_EXERCISE DESCRIPTION_
From the listing below, return each line that includes "Аналитический".

[Collected data entries]
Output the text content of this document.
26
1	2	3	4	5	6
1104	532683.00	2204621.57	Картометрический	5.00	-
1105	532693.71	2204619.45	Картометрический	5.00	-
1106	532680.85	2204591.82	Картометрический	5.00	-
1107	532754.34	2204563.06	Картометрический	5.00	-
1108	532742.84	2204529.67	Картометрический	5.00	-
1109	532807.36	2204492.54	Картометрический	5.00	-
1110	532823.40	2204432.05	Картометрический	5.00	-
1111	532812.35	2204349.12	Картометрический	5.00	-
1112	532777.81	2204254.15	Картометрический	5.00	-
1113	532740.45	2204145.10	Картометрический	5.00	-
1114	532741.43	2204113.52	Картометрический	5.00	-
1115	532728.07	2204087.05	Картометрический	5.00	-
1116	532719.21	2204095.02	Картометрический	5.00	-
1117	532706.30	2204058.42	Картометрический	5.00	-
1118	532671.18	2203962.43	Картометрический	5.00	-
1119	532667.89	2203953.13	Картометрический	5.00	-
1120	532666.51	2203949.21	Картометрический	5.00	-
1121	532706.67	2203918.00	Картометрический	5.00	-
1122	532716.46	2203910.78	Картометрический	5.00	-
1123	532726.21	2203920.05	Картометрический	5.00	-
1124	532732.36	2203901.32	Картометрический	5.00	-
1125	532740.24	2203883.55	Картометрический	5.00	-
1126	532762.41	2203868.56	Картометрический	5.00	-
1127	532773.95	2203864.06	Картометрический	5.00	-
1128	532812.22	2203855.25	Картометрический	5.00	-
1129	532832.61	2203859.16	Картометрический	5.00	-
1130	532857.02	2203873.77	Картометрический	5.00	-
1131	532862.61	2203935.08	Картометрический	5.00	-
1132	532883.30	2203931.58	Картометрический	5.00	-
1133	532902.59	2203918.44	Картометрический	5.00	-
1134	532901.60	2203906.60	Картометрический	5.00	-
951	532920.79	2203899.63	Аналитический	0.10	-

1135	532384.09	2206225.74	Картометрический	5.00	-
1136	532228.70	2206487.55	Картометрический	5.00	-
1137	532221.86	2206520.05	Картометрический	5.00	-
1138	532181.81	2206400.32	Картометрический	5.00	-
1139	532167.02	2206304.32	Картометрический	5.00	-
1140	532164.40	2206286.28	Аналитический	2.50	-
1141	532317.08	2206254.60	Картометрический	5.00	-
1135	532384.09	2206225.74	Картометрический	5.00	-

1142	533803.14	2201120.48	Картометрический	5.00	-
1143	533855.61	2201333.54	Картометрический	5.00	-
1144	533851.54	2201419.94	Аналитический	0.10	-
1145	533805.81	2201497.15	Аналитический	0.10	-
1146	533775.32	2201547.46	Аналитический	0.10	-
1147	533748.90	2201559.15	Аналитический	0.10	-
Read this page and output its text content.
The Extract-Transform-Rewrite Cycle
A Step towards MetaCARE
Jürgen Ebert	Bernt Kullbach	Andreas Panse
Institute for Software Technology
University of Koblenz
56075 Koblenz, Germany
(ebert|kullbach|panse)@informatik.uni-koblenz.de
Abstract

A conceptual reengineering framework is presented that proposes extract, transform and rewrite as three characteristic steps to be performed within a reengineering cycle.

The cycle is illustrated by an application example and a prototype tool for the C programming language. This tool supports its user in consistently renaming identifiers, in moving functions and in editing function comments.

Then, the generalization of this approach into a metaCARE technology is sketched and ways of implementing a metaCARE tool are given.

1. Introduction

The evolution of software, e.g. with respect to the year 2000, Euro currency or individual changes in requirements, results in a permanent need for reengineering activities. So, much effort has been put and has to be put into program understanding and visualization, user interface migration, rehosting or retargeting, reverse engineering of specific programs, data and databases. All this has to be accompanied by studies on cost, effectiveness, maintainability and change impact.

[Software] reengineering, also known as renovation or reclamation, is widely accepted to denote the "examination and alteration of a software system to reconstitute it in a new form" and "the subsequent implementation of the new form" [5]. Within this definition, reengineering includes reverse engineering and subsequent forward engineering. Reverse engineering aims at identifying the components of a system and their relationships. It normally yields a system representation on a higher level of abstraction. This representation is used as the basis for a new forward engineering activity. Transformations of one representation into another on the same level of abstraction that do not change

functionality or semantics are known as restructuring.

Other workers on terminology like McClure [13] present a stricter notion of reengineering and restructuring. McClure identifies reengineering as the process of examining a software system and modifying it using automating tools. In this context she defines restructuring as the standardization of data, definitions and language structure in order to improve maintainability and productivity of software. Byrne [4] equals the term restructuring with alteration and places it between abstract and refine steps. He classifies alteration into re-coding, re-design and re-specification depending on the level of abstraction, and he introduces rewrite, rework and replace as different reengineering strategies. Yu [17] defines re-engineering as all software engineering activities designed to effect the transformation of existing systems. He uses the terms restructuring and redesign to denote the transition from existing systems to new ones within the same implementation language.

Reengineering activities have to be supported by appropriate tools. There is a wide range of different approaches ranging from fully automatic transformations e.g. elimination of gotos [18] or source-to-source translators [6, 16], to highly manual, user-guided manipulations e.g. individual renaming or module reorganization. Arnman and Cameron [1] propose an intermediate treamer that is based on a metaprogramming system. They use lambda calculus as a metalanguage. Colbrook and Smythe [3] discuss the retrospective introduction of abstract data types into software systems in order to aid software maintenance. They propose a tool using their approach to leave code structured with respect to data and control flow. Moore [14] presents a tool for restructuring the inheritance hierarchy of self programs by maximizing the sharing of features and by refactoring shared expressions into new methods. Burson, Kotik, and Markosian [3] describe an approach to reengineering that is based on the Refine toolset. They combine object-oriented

_EXERCISE RESULT_
951	532920.79	2203899.63	Аналитический	0.10	-
1140	532164.40	2206286.28	Аналитический	2.50	-
1144	533851.54	2201419.94	Аналитический	0.10	-
1145	533805.81	2201497.15	Аналитический	0.10	-
1146	533775.32	2201547.46	Аналитический	0.10	-
1147	533748.90	2201559.15	Аналитический	0.10	-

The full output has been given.